Each line that includes the word "loading" counts once; give the total and nothing more.

BEGIN Supplied entries

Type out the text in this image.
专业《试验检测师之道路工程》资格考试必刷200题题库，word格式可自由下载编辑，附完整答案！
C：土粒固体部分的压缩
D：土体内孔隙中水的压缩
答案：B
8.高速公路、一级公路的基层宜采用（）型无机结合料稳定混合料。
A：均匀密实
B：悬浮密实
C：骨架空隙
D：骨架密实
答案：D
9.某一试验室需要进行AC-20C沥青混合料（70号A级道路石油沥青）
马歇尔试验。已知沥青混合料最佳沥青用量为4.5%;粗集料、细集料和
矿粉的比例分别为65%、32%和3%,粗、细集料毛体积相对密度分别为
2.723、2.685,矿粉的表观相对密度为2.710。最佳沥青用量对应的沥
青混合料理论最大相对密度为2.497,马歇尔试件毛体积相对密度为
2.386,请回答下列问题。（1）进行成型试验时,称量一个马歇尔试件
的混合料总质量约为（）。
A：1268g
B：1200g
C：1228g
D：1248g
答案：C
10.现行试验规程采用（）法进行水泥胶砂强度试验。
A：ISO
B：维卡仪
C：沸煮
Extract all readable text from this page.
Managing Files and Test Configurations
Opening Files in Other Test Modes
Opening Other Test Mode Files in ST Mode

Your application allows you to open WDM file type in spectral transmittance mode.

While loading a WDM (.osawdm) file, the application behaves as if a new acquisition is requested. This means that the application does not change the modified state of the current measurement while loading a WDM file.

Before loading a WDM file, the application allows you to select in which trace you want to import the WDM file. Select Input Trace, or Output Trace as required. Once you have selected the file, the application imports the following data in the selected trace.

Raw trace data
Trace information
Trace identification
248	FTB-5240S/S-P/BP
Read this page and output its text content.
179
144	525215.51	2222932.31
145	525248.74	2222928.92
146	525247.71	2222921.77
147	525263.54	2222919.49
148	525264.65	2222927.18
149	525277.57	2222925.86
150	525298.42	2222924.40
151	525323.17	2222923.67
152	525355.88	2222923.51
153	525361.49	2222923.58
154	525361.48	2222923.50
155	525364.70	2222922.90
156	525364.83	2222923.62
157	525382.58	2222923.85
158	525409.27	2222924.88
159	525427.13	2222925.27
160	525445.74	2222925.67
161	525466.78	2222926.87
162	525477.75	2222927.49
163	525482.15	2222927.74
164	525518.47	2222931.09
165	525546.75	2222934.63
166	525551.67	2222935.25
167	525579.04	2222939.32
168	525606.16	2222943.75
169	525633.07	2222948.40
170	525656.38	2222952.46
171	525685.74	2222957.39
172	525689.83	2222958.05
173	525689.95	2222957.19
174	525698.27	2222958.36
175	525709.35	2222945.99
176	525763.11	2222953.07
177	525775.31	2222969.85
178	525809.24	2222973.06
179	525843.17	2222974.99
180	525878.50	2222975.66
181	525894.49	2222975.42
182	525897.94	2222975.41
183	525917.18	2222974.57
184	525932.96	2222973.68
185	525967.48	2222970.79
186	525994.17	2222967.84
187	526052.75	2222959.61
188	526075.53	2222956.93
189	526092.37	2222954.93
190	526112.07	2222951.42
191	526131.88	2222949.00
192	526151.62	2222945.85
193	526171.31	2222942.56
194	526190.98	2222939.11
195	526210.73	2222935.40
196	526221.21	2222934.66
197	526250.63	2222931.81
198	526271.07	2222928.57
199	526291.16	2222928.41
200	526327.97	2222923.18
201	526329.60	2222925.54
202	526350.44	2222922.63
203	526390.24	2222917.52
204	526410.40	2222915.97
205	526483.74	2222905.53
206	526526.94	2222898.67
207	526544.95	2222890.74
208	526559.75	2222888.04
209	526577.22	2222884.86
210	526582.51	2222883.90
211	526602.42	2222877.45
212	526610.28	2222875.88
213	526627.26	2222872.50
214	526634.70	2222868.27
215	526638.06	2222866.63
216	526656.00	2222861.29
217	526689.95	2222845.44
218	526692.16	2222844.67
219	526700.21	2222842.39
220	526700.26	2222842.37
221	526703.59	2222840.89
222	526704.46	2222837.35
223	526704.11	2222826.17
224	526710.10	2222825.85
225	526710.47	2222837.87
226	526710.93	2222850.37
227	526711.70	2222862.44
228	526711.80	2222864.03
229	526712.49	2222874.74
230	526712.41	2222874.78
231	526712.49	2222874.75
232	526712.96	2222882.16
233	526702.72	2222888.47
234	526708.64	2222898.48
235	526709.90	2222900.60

END Supplied entries

## Final answer:
2